THE RECORDS:
⁂

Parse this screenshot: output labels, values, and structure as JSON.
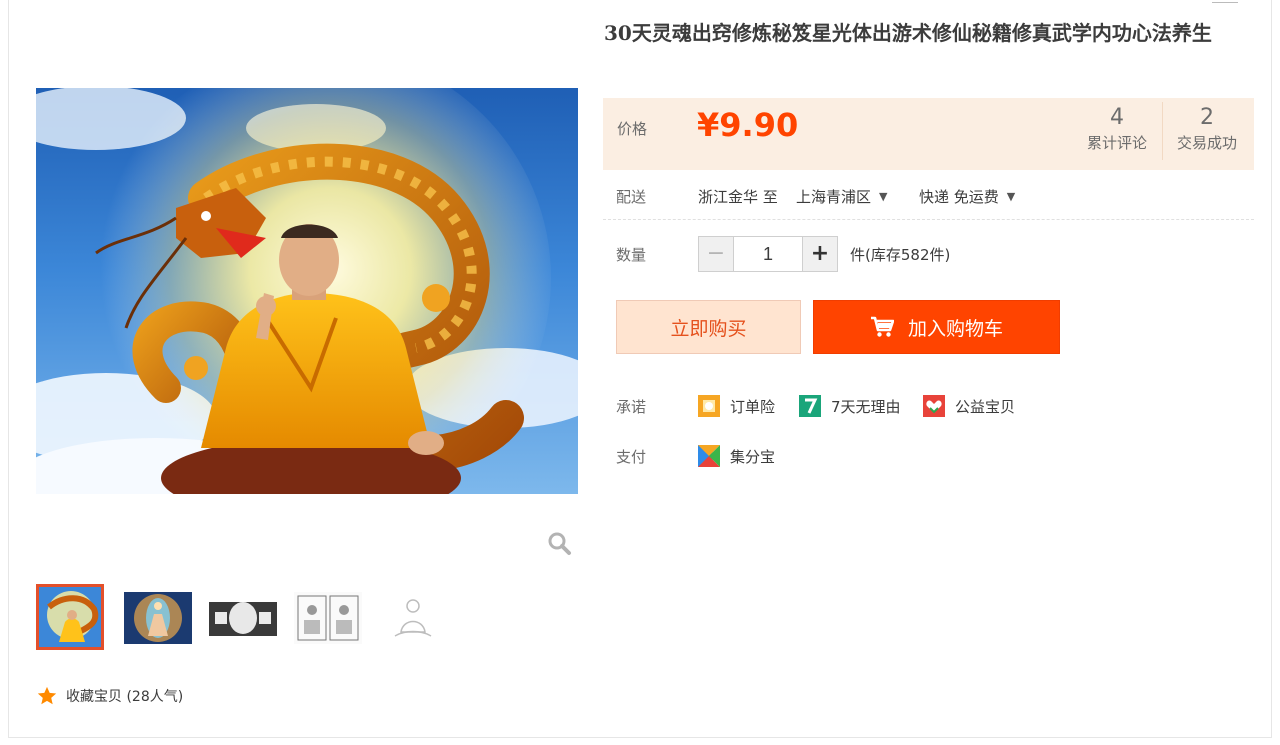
{
  "product": {
    "title": "30天灵魂出窍修炼秘笈星光体出游术修仙秘籍修真武学内功心法养生"
  },
  "price": {
    "label": "价格",
    "value": "¥9.90",
    "stats": [
      {
        "num": "4",
        "label": "累计评论"
      },
      {
        "num": "2",
        "label": "交易成功"
      }
    ],
    "panel_color": "#fbeee2",
    "accent_color": "#ff4400"
  },
  "shipping": {
    "label": "配送",
    "from": "浙江金华 至",
    "to": "上海青浦区",
    "method": "快递 免运费"
  },
  "quantity": {
    "label": "数量",
    "minus": "−",
    "value": "1",
    "plus": "+",
    "stock": "件(库存582件)"
  },
  "buttons": {
    "buy_now": "立即购买",
    "add_cart": "加入购物车"
  },
  "promise": {
    "label": "承诺",
    "items": [
      {
        "icon": "order-insurance-icon",
        "label": "订单险"
      },
      {
        "icon": "seven-day-return-icon",
        "label": "7天无理由"
      },
      {
        "icon": "charity-icon",
        "label": "公益宝贝"
      }
    ]
  },
  "payment": {
    "label": "支付",
    "items": [
      {
        "icon": "jifenbao-icon",
        "label": "集分宝"
      }
    ]
  },
  "favorite": {
    "icon": "star-icon",
    "label": "收藏宝贝 (28人气)"
  },
  "gallery": {
    "thumbnails": [
      "thumb-monk-dragon",
      "thumb-aura-meditation",
      "thumb-calligraphy",
      "thumb-scripture-pages",
      "thumb-meditating-sketch"
    ],
    "active_index": 0
  }
}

⁂

The records above need to be given again exactly. Omit the pictures.

Parse this screenshot: output labels, values, and structure as JSON.
{
  "product": {
    "title": "30天灵魂出窍修炼秘笈星光体出游术修仙秘籍修真武学内功心法养生"
  },
  "price": {
    "label": "价格",
    "value": "¥9.90",
    "stats": [
      {
        "num": "4",
        "label": "累计评论"
      },
      {
        "num": "2",
        "label": "交易成功"
      }
    ],
    "panel_color": "#fbeee2",
    "accent_color": "#ff4400"
  },
  "shipping": {
    "label": "配送",
    "from": "浙江金华 至",
    "to": "上海青浦区",
    "method": "快递 免运费"
  },
  "quantity": {
    "label": "数量",
    "minus": "−",
    "value": "1",
    "plus": "+",
    "stock": "件(库存582件)"
  },
  "buttons": {
    "buy_now": "立即购买",
    "add_cart": "加入购物车"
  },
  "promise": {
    "label": "承诺",
    "items": [
      {
        "icon": "order-insurance-icon",
        "label": "订单险"
      },
      {
        "icon": "seven-day-return-icon",
        "label": "7天无理由"
      },
      {
        "icon": "charity-icon",
        "label": "公益宝贝"
      }
    ]
  },
  "payment": {
    "label": "支付",
    "items": [
      {
        "icon": "jifenbao-icon",
        "label": "集分宝"
      }
    ]
  },
  "favorite": {
    "icon": "star-icon",
    "label": "收藏宝贝 (28人气)"
  },
  "gallery": {
    "thumbnails": [
      "thumb-monk-dragon",
      "thumb-aura-meditation",
      "thumb-calligraphy",
      "thumb-scripture-pages",
      "thumb-meditating-sketch"
    ],
    "active_index": 0
  }
}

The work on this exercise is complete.